## Directive
Show all lines holding the string "princípio".

## Records for the task
▼

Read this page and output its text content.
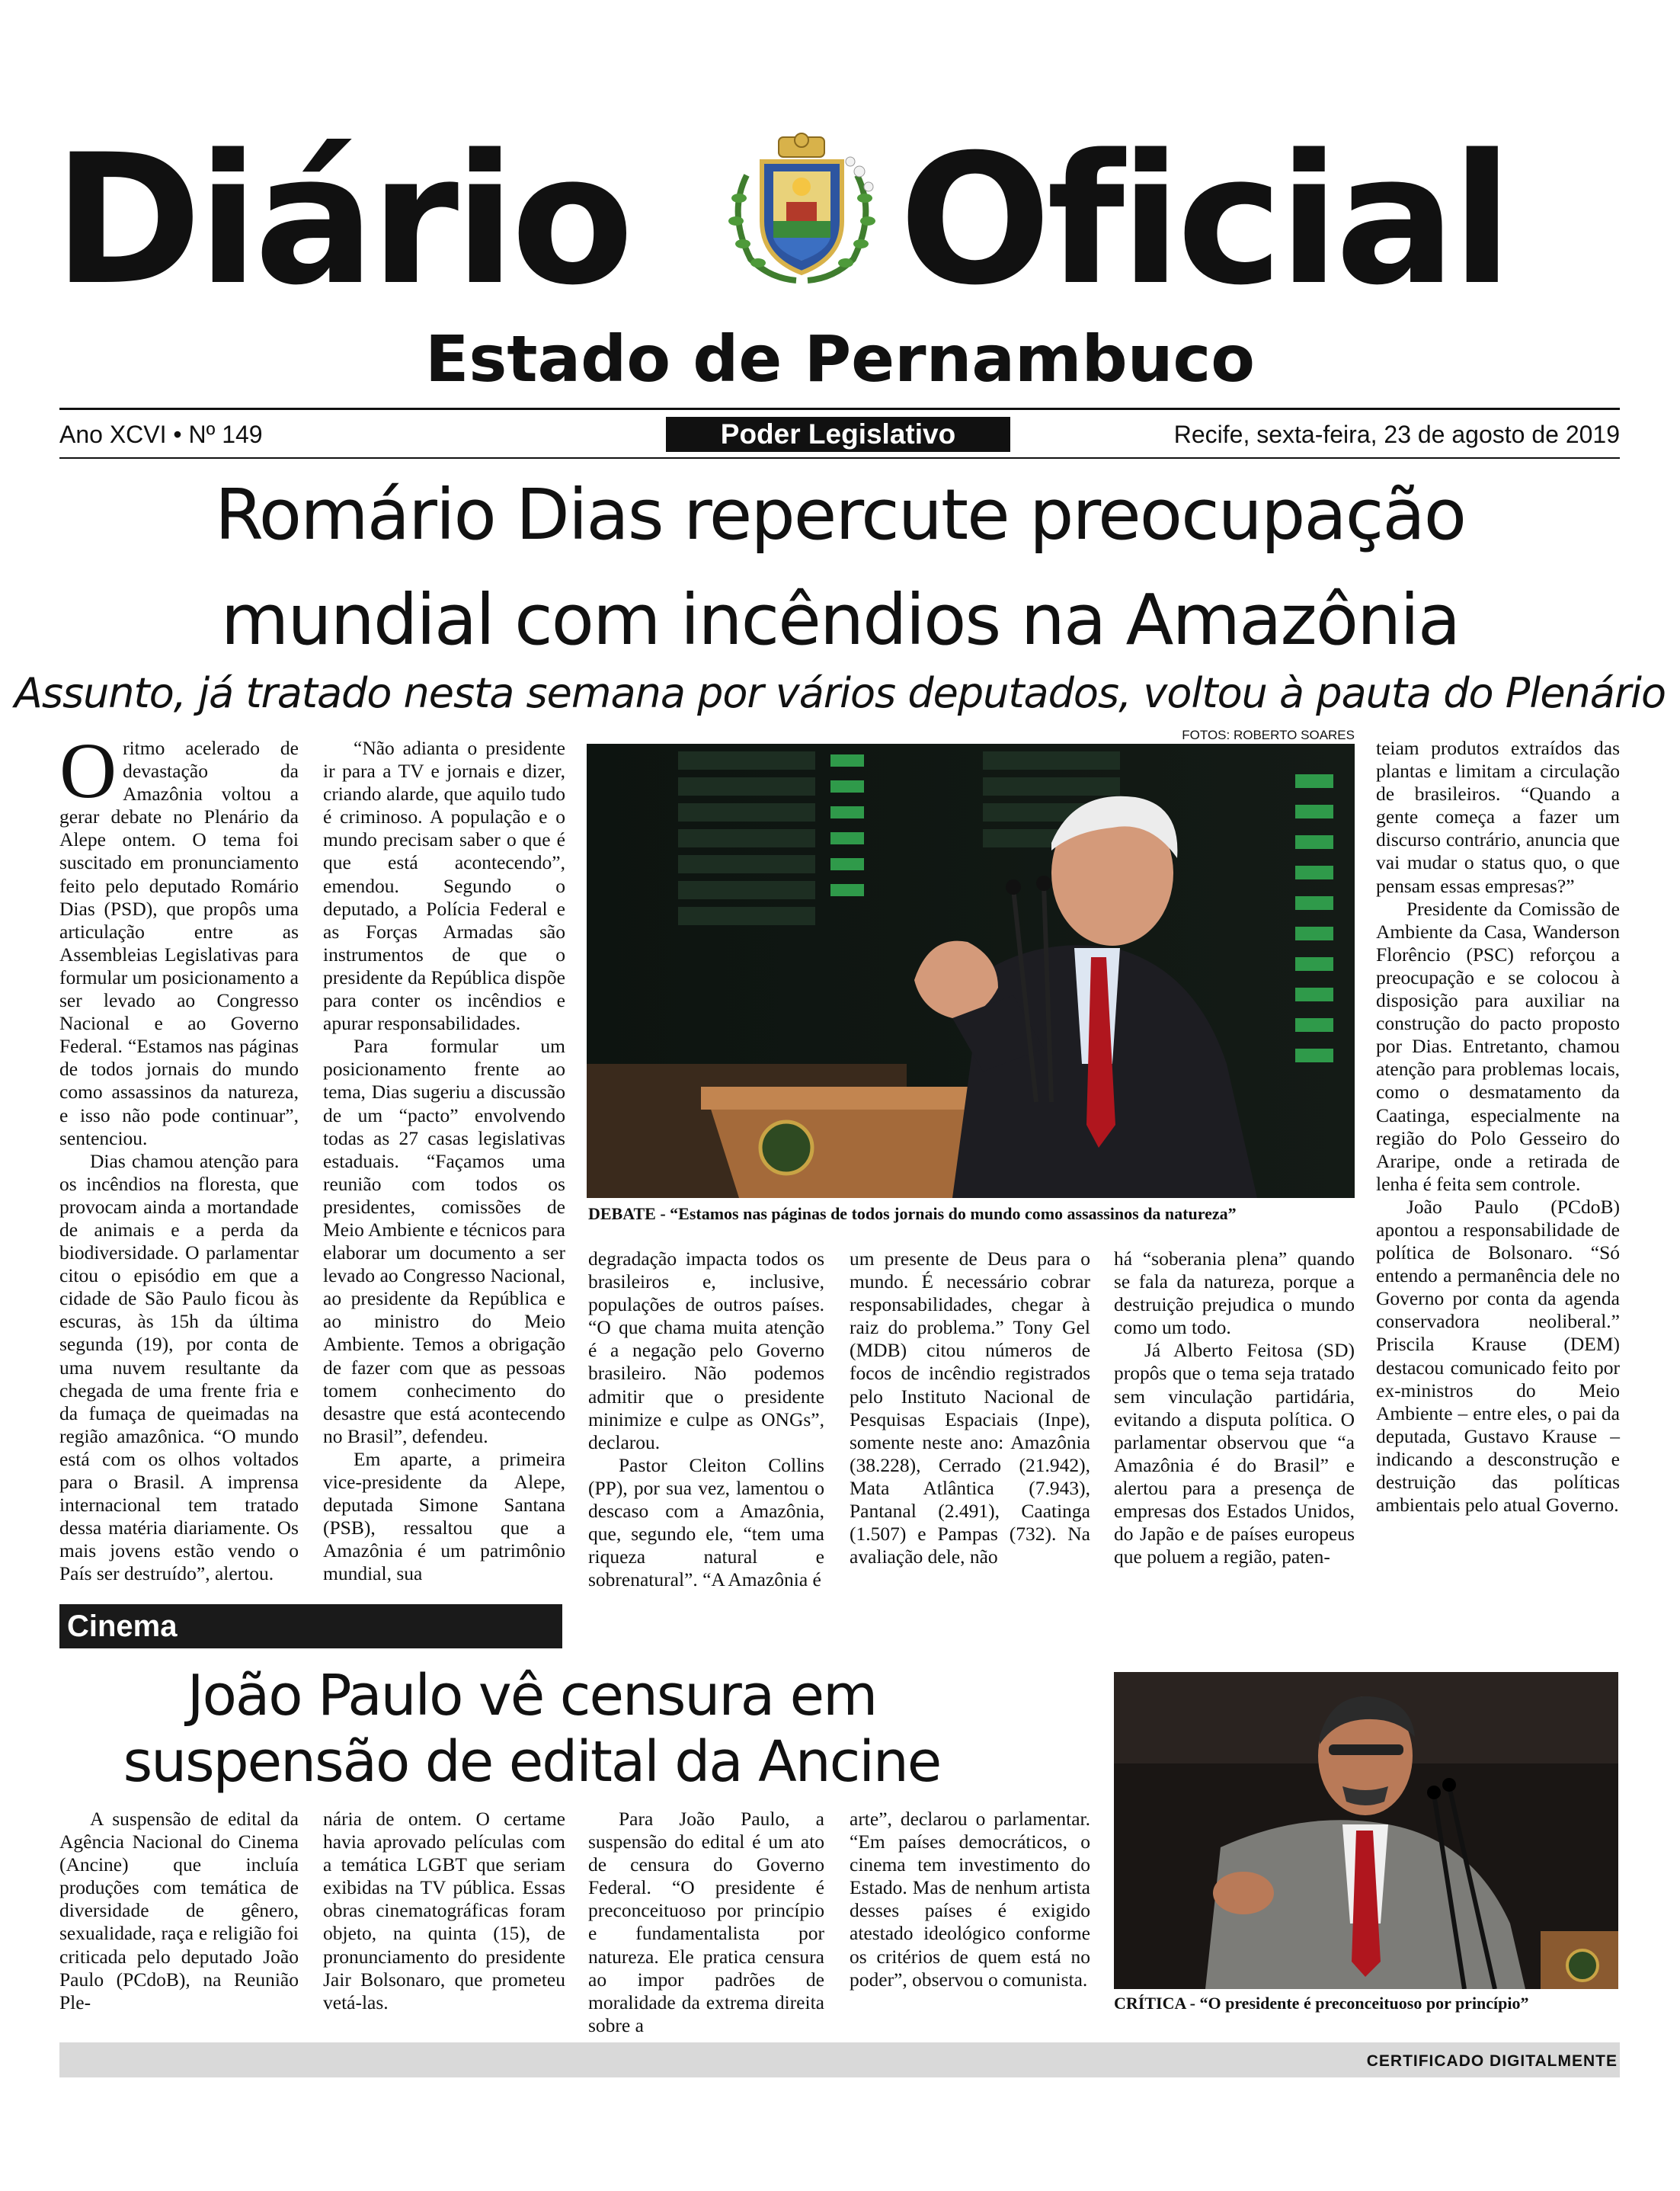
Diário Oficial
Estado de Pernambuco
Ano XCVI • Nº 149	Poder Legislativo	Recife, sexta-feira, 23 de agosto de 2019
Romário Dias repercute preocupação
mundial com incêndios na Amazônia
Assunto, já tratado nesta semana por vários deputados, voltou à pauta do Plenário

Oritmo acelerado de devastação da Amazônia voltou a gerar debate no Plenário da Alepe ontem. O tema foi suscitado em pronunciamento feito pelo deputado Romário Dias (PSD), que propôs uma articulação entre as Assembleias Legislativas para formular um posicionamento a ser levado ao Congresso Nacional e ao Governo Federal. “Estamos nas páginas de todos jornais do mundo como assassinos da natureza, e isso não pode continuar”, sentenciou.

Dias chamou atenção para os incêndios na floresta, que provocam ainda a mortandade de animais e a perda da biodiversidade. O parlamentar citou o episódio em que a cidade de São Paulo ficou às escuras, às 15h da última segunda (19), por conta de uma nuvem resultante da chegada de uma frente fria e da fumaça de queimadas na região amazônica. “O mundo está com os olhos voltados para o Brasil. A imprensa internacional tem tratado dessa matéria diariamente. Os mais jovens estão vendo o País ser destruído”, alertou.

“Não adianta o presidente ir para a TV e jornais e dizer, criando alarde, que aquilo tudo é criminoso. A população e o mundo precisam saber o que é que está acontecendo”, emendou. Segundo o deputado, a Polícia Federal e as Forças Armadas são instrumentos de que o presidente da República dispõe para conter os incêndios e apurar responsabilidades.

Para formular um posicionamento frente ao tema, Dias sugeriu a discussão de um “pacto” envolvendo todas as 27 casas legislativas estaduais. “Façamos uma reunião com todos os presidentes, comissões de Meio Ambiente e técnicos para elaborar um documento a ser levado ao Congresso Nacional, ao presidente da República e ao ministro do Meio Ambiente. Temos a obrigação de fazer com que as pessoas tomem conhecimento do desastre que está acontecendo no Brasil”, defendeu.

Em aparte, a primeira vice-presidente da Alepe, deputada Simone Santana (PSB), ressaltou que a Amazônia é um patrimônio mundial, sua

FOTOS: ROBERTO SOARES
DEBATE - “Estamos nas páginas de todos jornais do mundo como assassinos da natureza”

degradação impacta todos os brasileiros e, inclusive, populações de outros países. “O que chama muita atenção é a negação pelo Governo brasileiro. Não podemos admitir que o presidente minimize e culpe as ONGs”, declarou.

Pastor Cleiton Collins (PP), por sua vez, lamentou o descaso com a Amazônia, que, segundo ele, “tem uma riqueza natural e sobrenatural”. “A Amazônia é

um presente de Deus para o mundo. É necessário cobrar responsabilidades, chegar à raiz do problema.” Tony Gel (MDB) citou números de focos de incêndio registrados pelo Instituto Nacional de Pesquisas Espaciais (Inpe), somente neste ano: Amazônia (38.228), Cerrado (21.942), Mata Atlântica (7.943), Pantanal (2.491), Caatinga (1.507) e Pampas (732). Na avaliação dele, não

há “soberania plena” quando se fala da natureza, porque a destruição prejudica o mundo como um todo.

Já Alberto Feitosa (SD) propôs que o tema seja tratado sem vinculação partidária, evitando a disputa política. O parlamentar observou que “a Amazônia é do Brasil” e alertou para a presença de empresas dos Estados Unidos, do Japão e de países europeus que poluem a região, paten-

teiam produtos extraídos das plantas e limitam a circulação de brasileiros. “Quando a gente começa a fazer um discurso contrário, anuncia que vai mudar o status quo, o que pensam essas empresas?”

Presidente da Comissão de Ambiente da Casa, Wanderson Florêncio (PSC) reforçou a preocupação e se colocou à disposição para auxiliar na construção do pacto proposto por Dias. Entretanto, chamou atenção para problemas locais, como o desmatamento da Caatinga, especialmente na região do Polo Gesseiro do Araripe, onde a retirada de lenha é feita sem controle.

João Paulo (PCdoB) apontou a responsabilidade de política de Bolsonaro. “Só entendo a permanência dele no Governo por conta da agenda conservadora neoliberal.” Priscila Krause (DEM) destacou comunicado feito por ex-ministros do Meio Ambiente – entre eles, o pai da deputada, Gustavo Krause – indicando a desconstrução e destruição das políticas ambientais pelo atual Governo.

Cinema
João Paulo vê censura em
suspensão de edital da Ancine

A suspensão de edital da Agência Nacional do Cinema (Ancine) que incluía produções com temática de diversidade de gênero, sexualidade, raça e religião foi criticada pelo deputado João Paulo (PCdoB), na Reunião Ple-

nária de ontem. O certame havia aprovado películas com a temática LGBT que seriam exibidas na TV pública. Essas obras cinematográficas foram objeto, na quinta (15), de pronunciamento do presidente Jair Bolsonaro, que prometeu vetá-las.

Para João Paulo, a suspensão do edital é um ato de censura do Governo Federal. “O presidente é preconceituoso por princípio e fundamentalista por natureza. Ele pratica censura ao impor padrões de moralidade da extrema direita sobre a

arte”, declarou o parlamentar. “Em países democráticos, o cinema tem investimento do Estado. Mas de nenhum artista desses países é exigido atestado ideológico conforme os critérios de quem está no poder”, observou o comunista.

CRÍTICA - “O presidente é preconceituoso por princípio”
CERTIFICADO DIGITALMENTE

▲

## Correct output
Para João Paulo, a suspensão do edital é um ato de censura do Governo Federal. “O presidente é preconceituoso por princípio e fundamentalista por natureza. Ele pratica censura ao impor padrões de moralidade da extrema direita sobre a
CRÍTICA - “O presidente é preconceituoso por princípio”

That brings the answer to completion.